SET TASK -> In the records that follow, show each line where the word "devant" is present.
▼
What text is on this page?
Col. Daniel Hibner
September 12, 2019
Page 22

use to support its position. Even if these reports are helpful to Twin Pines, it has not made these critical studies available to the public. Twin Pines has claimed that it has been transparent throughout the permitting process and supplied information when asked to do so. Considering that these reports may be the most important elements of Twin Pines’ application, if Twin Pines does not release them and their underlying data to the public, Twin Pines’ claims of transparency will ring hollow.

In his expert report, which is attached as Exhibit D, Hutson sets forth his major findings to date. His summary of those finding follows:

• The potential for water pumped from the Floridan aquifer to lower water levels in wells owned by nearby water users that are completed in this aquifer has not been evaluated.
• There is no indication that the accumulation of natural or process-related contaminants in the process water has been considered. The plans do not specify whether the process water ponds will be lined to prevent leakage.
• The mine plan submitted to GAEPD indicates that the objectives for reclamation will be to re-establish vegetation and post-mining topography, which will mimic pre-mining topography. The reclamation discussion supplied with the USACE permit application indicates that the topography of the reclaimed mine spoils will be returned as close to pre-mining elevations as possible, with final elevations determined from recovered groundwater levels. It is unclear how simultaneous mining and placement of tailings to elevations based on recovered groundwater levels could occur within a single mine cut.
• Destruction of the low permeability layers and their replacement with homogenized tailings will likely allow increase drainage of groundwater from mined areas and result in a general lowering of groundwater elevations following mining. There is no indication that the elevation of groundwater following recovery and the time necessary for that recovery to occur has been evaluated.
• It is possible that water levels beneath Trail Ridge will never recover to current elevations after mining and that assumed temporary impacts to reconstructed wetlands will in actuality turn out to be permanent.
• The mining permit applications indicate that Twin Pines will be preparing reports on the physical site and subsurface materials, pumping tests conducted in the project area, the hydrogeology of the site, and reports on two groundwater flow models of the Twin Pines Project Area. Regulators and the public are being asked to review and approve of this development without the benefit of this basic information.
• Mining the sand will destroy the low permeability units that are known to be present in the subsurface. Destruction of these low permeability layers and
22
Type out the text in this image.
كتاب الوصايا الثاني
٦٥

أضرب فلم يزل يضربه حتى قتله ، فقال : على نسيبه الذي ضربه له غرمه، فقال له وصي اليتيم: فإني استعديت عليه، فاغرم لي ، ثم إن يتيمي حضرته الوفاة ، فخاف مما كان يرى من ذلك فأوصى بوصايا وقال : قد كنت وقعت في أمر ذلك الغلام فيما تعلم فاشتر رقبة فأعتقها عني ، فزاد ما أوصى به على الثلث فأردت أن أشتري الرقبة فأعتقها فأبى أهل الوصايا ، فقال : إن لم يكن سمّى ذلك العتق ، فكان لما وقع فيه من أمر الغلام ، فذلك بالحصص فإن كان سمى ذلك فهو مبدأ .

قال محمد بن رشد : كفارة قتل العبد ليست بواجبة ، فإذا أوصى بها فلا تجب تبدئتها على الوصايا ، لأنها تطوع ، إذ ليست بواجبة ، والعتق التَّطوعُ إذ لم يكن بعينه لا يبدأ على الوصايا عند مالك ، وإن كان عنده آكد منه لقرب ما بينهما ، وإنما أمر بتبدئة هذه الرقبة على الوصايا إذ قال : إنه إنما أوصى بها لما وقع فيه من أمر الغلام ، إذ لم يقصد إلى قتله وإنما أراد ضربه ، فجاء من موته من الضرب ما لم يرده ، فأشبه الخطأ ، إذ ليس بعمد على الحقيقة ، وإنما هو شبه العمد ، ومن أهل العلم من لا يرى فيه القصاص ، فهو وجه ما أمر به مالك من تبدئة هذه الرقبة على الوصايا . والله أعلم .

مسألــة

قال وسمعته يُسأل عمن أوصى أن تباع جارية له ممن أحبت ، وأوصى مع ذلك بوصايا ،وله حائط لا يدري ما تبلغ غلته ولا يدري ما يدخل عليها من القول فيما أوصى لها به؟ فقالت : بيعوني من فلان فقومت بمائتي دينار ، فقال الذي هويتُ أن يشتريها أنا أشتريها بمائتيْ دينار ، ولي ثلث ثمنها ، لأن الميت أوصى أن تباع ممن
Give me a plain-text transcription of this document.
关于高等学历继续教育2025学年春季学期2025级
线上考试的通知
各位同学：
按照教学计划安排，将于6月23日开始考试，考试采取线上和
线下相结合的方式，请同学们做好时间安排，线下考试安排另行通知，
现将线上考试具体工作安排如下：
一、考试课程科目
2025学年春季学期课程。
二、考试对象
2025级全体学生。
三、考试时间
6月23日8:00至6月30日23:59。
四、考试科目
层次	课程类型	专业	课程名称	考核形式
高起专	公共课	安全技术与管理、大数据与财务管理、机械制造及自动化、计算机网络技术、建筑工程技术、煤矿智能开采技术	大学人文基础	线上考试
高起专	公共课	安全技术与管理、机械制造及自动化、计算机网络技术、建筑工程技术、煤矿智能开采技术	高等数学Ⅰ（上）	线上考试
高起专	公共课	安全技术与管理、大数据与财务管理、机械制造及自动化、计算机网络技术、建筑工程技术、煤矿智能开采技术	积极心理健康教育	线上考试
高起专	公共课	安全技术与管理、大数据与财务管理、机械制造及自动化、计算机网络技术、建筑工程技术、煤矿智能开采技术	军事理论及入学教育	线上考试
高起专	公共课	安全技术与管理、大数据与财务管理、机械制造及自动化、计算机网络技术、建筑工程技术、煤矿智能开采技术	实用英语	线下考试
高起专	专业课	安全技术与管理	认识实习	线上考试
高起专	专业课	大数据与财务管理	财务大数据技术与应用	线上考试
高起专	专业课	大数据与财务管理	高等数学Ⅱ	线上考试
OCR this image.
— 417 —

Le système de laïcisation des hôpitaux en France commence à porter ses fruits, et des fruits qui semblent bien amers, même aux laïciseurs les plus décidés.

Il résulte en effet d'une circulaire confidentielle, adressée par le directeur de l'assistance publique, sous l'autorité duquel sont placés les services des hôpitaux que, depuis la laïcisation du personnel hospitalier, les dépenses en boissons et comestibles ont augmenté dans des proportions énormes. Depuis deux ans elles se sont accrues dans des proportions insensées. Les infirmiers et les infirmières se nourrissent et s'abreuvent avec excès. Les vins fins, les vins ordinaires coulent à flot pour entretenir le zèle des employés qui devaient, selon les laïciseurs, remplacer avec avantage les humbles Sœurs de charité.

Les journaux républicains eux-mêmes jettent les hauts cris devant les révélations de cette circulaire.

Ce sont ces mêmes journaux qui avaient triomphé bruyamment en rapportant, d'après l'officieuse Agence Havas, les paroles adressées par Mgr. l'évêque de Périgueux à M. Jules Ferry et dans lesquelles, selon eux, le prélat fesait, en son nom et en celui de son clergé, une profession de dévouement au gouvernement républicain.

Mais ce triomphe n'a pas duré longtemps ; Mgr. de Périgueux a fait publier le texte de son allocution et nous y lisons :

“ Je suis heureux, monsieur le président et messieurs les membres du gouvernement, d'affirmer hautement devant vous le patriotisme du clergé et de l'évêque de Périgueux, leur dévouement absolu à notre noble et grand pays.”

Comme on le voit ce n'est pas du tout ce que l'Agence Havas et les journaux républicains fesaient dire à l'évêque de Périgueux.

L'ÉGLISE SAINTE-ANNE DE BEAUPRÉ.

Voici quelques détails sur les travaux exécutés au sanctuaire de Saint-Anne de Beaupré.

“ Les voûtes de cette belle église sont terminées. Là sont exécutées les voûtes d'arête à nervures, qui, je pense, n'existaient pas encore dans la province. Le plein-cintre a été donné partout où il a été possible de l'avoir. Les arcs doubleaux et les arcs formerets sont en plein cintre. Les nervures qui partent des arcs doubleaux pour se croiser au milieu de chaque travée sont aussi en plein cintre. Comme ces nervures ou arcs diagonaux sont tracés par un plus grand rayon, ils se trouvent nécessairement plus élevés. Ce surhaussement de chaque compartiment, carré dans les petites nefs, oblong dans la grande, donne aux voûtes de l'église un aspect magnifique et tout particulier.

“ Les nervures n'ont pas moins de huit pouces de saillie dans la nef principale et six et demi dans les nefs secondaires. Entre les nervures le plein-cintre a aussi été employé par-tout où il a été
▲
WRITTEN SOLUTION ->
Les journaux républicains eux-mêmes jettent les hauts cris devant les révélations de cette circulaire.
“ Je suis heureux, monsieur le président et messieurs les membres du gouvernement, d'affirmer hautement devant vous le patriotisme du clergé et de l'évêque de Périgueux, leur dévouement absolu à notre noble et grand pays.”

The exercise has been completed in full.